## EXERCISE MATERIAL:
§

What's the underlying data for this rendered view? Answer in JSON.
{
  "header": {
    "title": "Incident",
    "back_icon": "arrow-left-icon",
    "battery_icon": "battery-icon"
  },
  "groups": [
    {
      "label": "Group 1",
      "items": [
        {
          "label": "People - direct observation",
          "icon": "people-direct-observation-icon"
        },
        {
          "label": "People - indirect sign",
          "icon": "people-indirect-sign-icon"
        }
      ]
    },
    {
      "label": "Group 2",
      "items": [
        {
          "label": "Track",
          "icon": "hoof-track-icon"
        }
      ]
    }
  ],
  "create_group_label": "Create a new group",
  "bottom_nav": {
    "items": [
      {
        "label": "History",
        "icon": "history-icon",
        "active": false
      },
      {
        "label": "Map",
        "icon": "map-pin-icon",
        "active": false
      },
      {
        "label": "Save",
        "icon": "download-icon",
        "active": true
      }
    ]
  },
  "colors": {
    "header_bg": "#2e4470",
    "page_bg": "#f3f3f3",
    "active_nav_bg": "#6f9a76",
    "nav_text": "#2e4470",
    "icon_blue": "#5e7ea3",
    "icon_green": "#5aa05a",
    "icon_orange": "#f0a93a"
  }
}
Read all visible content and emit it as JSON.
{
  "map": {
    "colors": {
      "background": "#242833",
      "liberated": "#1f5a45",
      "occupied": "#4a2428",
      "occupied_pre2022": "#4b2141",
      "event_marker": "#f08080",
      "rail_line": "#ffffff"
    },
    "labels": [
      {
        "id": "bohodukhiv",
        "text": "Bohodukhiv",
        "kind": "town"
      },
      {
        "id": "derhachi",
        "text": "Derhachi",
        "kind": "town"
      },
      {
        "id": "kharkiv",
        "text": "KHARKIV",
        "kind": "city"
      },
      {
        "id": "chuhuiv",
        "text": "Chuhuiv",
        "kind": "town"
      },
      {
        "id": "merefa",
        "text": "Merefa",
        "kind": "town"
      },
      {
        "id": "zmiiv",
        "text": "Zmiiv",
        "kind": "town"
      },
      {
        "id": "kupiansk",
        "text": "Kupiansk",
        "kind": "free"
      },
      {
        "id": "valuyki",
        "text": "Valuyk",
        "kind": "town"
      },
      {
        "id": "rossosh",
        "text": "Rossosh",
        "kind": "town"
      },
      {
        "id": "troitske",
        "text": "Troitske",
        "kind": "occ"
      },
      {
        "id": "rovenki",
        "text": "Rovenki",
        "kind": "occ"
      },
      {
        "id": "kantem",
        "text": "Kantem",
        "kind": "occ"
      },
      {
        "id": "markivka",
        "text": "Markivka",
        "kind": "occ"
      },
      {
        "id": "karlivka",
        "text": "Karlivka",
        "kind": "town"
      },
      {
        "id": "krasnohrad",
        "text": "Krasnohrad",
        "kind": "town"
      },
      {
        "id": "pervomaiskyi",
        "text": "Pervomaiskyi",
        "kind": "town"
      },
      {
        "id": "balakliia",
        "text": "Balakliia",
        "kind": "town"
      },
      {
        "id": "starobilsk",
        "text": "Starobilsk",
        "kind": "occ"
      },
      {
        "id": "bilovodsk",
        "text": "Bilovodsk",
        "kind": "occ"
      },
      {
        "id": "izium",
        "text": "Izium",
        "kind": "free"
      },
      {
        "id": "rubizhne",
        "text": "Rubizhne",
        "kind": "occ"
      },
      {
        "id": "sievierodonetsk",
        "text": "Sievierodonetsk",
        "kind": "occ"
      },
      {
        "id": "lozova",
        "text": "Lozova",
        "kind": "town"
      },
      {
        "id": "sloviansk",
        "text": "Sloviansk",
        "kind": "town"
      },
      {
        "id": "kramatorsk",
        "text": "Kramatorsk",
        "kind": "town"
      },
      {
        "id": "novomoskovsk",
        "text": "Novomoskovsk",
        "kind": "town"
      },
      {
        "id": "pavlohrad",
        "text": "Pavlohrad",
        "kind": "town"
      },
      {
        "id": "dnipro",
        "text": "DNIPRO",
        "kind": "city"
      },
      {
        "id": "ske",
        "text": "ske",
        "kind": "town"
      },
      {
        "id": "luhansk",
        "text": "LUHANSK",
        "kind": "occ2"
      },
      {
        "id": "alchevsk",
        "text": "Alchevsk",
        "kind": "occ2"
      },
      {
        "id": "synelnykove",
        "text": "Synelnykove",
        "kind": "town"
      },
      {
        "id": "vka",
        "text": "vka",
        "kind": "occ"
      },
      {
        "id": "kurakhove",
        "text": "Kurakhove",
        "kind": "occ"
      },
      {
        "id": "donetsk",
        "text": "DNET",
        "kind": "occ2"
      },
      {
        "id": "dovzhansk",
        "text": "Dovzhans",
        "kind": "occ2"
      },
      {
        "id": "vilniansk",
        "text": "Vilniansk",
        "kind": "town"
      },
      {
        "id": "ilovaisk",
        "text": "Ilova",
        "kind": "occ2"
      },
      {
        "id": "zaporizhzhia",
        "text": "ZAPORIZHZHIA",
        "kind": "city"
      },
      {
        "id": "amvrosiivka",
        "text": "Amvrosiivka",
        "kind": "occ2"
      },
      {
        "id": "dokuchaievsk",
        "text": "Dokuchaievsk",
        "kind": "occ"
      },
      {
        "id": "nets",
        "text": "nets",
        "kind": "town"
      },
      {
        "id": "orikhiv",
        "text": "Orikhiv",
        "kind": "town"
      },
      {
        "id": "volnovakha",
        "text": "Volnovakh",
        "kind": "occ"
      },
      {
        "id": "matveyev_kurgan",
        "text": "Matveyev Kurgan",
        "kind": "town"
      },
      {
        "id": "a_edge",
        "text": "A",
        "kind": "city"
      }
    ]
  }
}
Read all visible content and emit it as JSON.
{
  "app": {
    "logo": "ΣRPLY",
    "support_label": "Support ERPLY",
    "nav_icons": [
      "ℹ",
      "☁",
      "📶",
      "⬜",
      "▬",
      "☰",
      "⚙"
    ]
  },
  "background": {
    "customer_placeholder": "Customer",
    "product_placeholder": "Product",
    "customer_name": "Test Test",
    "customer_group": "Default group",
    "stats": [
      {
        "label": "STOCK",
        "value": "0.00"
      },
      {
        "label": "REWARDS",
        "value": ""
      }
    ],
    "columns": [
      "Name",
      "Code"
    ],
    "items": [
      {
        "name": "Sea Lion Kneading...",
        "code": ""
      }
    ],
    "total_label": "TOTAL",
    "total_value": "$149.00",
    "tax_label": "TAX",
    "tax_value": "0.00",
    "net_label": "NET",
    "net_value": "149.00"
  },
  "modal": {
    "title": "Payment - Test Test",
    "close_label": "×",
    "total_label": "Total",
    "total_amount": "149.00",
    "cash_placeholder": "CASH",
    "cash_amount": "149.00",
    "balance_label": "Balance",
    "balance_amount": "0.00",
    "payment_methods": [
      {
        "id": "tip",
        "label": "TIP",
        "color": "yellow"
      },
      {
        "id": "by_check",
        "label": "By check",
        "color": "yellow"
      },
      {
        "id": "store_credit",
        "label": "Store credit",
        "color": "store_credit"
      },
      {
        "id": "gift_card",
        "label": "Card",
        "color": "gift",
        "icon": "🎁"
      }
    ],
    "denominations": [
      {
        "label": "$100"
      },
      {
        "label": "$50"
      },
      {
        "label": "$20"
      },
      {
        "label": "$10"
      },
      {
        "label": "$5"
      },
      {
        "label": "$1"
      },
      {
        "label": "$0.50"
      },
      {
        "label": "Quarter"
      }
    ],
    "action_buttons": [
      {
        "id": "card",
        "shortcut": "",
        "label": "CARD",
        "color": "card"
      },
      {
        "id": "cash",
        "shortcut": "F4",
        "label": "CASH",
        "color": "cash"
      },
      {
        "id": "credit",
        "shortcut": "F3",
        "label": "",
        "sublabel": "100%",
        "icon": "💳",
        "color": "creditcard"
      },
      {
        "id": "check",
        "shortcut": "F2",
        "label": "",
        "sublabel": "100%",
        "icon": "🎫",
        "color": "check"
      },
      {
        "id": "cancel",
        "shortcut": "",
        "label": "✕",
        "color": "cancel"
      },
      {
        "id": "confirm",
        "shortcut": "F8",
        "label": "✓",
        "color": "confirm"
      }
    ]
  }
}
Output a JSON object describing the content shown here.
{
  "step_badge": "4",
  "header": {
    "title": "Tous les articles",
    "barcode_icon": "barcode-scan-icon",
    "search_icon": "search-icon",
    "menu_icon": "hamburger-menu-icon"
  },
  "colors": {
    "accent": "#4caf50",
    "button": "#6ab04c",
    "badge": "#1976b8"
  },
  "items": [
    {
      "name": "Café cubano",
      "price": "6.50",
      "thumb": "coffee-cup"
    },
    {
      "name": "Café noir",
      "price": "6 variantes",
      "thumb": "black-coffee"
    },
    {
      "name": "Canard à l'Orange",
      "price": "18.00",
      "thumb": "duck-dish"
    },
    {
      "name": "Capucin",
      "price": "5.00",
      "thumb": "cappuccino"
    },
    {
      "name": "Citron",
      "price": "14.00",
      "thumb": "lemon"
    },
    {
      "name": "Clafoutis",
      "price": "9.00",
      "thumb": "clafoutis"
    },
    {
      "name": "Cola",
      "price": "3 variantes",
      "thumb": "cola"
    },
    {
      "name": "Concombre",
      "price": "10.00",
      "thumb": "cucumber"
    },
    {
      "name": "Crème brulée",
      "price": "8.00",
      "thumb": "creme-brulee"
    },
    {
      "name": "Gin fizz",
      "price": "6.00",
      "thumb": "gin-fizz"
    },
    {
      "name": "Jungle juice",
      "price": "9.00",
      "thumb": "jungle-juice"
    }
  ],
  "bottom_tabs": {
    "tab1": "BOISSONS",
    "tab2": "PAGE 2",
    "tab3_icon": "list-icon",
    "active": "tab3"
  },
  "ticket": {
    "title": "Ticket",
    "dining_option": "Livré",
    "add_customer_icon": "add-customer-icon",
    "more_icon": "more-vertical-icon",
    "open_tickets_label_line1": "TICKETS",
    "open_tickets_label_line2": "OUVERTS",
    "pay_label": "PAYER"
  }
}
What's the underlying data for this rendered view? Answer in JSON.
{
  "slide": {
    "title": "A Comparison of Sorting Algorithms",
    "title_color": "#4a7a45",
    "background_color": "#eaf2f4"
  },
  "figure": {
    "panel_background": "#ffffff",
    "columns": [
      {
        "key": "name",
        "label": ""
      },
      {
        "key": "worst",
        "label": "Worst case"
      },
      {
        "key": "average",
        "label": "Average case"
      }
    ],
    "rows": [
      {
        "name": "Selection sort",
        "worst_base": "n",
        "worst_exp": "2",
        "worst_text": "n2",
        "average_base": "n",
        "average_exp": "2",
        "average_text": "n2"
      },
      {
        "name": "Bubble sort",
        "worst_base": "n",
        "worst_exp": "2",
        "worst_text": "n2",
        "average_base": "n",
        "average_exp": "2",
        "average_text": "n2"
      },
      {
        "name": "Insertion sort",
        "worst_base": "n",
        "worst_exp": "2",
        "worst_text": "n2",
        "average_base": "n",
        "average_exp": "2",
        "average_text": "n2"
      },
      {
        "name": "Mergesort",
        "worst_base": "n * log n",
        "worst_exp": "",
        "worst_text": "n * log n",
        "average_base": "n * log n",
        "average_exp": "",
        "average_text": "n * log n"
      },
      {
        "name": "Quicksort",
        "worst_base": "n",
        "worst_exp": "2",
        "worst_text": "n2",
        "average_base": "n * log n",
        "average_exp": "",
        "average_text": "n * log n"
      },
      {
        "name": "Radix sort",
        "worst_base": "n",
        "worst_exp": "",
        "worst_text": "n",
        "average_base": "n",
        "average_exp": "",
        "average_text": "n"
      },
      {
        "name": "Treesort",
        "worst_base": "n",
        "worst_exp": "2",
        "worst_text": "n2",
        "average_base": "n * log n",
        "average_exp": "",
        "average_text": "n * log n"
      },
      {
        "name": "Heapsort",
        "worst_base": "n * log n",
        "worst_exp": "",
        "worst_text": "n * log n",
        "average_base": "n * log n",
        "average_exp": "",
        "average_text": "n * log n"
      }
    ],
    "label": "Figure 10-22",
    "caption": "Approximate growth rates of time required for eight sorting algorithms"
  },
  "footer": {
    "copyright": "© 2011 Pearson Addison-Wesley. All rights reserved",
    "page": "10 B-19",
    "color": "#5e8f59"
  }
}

§

Work out the number of lines above that include the string "thumb" and write only that number.

11